▶ [REQUIRED WORK]: All entries must be extracted exactly, with nothing added or dropped.

Extracted records
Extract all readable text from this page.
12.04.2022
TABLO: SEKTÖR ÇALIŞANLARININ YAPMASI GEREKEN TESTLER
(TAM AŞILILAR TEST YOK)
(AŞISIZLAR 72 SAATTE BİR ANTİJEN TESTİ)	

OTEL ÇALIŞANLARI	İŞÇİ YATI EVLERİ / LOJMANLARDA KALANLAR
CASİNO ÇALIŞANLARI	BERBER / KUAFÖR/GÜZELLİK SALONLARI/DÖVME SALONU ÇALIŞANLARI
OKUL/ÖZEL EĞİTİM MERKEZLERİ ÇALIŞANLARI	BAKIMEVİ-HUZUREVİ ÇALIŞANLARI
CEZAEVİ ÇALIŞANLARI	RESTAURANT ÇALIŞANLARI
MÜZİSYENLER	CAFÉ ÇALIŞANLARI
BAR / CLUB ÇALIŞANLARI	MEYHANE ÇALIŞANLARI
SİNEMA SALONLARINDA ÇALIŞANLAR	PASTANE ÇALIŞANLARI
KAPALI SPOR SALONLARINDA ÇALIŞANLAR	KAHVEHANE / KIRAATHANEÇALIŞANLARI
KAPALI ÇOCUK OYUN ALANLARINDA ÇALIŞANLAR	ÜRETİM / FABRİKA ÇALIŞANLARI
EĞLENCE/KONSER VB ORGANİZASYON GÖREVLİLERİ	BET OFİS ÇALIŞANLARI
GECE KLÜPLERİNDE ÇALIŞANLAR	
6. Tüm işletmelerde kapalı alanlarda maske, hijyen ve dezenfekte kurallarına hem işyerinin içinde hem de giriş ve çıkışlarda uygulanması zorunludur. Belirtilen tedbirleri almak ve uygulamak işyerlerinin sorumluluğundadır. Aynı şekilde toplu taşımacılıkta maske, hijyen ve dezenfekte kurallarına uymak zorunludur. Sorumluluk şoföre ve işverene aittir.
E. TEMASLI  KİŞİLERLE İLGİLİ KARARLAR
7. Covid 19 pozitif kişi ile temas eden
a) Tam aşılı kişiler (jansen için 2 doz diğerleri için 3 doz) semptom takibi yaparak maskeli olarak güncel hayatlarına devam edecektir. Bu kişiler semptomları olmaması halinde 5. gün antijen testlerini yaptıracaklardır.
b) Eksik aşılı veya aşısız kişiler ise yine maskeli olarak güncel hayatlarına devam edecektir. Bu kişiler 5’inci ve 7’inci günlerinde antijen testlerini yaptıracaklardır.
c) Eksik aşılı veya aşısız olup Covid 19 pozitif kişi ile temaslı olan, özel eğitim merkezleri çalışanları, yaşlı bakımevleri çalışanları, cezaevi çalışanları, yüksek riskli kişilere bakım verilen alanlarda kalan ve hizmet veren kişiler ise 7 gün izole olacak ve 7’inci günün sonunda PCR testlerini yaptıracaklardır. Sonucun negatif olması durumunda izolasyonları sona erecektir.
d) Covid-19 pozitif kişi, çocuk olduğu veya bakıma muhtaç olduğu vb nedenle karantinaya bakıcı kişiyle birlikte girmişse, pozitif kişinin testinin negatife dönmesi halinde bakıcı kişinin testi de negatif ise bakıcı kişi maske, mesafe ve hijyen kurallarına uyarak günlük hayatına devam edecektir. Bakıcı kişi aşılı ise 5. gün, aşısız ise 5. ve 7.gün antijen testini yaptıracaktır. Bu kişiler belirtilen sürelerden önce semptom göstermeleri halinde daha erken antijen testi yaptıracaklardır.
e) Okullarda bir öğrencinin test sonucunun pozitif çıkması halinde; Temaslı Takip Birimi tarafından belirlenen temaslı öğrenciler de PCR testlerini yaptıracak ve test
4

▶ [FINAL RESULT]:
Extract all readable text from this page.
12.04.2022
TABLO: SEKTÖR ÇALIŞANLARININ YAPMASI GEREKEN TESTLER
(TAM AŞILILAR TEST YOK)
(AŞISIZLAR 72 SAATTE BİR ANTİJEN TESTİ)	

OTEL ÇALIŞANLARI	İŞÇİ YATI EVLERİ / LOJMANLARDA KALANLAR
CASİNO ÇALIŞANLARI	BERBER / KUAFÖR/GÜZELLİK SALONLARI/DÖVME SALONU ÇALIŞANLARI
OKUL/ÖZEL EĞİTİM MERKEZLERİ ÇALIŞANLARI	BAKIMEVİ-HUZUREVİ ÇALIŞANLARI
CEZAEVİ ÇALIŞANLARI	RESTAURANT ÇALIŞANLARI
MÜZİSYENLER	CAFÉ ÇALIŞANLARI
BAR / CLUB ÇALIŞANLARI	MEYHANE ÇALIŞANLARI
SİNEMA SALONLARINDA ÇALIŞANLAR	PASTANE ÇALIŞANLARI
KAPALI SPOR SALONLARINDA ÇALIŞANLAR	KAHVEHANE / KIRAATHANEÇALIŞANLARI
KAPALI ÇOCUK OYUN ALANLARINDA ÇALIŞANLAR	ÜRETİM / FABRİKA ÇALIŞANLARI
EĞLENCE/KONSER VB ORGANİZASYON GÖREVLİLERİ	BET OFİS ÇALIŞANLARI
GECE KLÜPLERİNDE ÇALIŞANLAR	
6. Tüm işletmelerde kapalı alanlarda maske, hijyen ve dezenfekte kurallarına hem işyerinin içinde hem de giriş ve çıkışlarda uygulanması zorunludur. Belirtilen tedbirleri almak ve uygulamak işyerlerinin sorumluluğundadır. Aynı şekilde toplu taşımacılıkta maske, hijyen ve dezenfekte kurallarına uymak zorunludur. Sorumluluk şoföre ve işverene aittir.
E. TEMASLI  KİŞİLERLE İLGİLİ KARARLAR
7. Covid 19 pozitif kişi ile temas eden
a) Tam aşılı kişiler (jansen için 2 doz diğerleri için 3 doz) semptom takibi yaparak maskeli olarak güncel hayatlarına devam edecektir. Bu kişiler semptomları olmaması halinde 5. gün antijen testlerini yaptıracaklardır.
b) Eksik aşılı veya aşısız kişiler ise yine maskeli olarak güncel hayatlarına devam edecektir. Bu kişiler 5’inci ve 7’inci günlerinde antijen testlerini yaptıracaklardır.
c) Eksik aşılı veya aşısız olup Covid 19 pozitif kişi ile temaslı olan, özel eğitim merkezleri çalışanları, yaşlı bakımevleri çalışanları, cezaevi çalışanları, yüksek riskli kişilere bakım verilen alanlarda kalan ve hizmet veren kişiler ise 7 gün izole olacak ve 7’inci günün sonunda PCR testlerini yaptıracaklardır. Sonucun negatif olması durumunda izolasyonları sona erecektir.
d) Covid-19 pozitif kişi, çocuk olduğu veya bakıma muhtaç olduğu vb nedenle karantinaya bakıcı kişiyle birlikte girmişse, pozitif kişinin testinin negatife dönmesi halinde bakıcı kişinin testi de negatif ise bakıcı kişi maske, mesafe ve hijyen kurallarına uyarak günlük hayatına devam edecektir. Bakıcı kişi aşılı ise 5. gün, aşısız ise 5. ve 7.gün antijen testini yaptıracaktır. Bu kişiler belirtilen sürelerden önce semptom göstermeleri halinde daha erken antijen testi yaptıracaklardır.
e) Okullarda bir öğrencinin test sonucunun pozitif çıkması halinde; Temaslı Takip Birimi tarafından belirlenen temaslı öğrenciler de PCR testlerini yaptıracak ve test
4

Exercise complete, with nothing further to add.